**Exercise task:** Retype each entry below, keeping every character the same.

-=-=-=-=-

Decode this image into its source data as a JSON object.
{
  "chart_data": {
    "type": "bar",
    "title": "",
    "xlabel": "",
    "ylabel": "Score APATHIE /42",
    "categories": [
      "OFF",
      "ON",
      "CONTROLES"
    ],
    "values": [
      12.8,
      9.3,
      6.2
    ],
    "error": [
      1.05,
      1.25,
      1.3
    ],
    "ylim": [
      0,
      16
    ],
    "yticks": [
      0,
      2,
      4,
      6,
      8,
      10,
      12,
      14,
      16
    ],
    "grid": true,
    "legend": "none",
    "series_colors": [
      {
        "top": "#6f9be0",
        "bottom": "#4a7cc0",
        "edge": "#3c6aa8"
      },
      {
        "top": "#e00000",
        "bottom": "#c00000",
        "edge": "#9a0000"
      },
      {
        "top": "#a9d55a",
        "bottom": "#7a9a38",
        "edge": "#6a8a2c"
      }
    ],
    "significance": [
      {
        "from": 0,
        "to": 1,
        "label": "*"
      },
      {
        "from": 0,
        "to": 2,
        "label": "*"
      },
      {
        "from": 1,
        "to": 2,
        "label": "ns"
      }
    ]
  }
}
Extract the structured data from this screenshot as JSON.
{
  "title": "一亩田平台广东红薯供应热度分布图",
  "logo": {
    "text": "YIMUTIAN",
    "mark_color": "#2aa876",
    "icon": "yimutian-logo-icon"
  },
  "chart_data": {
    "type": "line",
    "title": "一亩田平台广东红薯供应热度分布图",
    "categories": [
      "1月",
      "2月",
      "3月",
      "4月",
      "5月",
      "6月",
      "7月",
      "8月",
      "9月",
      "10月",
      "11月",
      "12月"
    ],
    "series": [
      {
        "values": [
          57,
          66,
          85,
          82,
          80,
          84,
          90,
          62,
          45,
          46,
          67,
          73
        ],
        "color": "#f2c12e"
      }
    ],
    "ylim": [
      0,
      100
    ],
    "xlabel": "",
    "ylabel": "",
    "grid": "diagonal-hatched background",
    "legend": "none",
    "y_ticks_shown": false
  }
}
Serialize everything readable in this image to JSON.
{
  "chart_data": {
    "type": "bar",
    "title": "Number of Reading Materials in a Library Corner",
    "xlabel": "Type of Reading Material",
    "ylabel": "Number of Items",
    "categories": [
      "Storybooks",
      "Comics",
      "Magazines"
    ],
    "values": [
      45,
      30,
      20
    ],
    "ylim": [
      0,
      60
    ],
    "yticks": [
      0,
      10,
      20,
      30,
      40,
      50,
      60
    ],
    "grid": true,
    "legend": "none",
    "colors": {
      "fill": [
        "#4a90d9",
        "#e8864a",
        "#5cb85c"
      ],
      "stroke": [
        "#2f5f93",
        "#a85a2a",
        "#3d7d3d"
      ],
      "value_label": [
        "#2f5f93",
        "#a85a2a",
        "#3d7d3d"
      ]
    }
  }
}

-=-=-=-=-

**Output for this task:**
Decode this image into its source data as a JSON object.
{
  "chart_data": {
    "type": "bar",
    "title": "",
    "xlabel": "",
    "ylabel": "Score APATHIE /42",
    "categories": [
      "OFF",
      "ON",
      "CONTROLES"
    ],
    "values": [
      12.8,
      9.3,
      6.2
    ],
    "error": [
      1.05,
      1.25,
      1.3
    ],
    "ylim": [
      0,
      16
    ],
    "yticks": [
      0,
      2,
      4,
      6,
      8,
      10,
      12,
      14,
      16
    ],
    "grid": true,
    "legend": "none",
    "series_colors": [
      {
        "top": "#6f9be0",
        "bottom": "#4a7cc0",
        "edge": "#3c6aa8"
      },
      {
        "top": "#e00000",
        "bottom": "#c00000",
        "edge": "#9a0000"
      },
      {
        "top": "#a9d55a",
        "bottom": "#7a9a38",
        "edge": "#6a8a2c"
      }
    ],
    "significance": [
      {
        "from": 0,
        "to": 1,
        "label": "*"
      },
      {
        "from": 0,
        "to": 2,
        "label": "*"
      },
      {
        "from": 1,
        "to": 2,
        "label": "ns"
      }
    ]
  }
}
Extract the structured data from this screenshot as JSON.
{
  "title": "一亩田平台广东红薯供应热度分布图",
  "logo": {
    "text": "YIMUTIAN",
    "mark_color": "#2aa876",
    "icon": "yimutian-logo-icon"
  },
  "chart_data": {
    "type": "line",
    "title": "一亩田平台广东红薯供应热度分布图",
    "categories": [
      "1月",
      "2月",
      "3月",
      "4月",
      "5月",
      "6月",
      "7月",
      "8月",
      "9月",
      "10月",
      "11月",
      "12月"
    ],
    "series": [
      {
        "values": [
          57,
          66,
          85,
          82,
          80,
          84,
          90,
          62,
          45,
          46,
          67,
          73
        ],
        "color": "#f2c12e"
      }
    ],
    "ylim": [
      0,
      100
    ],
    "xlabel": "",
    "ylabel": "",
    "grid": "diagonal-hatched background",
    "legend": "none",
    "y_ticks_shown": false
  }
}
Serialize everything readable in this image to JSON.
{
  "chart_data": {
    "type": "bar",
    "title": "Number of Reading Materials in a Library Corner",
    "xlabel": "Type of Reading Material",
    "ylabel": "Number of Items",
    "categories": [
      "Storybooks",
      "Comics",
      "Magazines"
    ],
    "values": [
      45,
      30,
      20
    ],
    "ylim": [
      0,
      60
    ],
    "yticks": [
      0,
      10,
      20,
      30,
      40,
      50,
      60
    ],
    "grid": true,
    "legend": "none",
    "colors": {
      "fill": [
        "#4a90d9",
        "#e8864a",
        "#5cb85c"
      ],
      "stroke": [
        "#2f5f93",
        "#a85a2a",
        "#3d7d3d"
      ],
      "value_label": [
        "#2f5f93",
        "#a85a2a",
        "#3d7d3d"
      ]
    }
  }
}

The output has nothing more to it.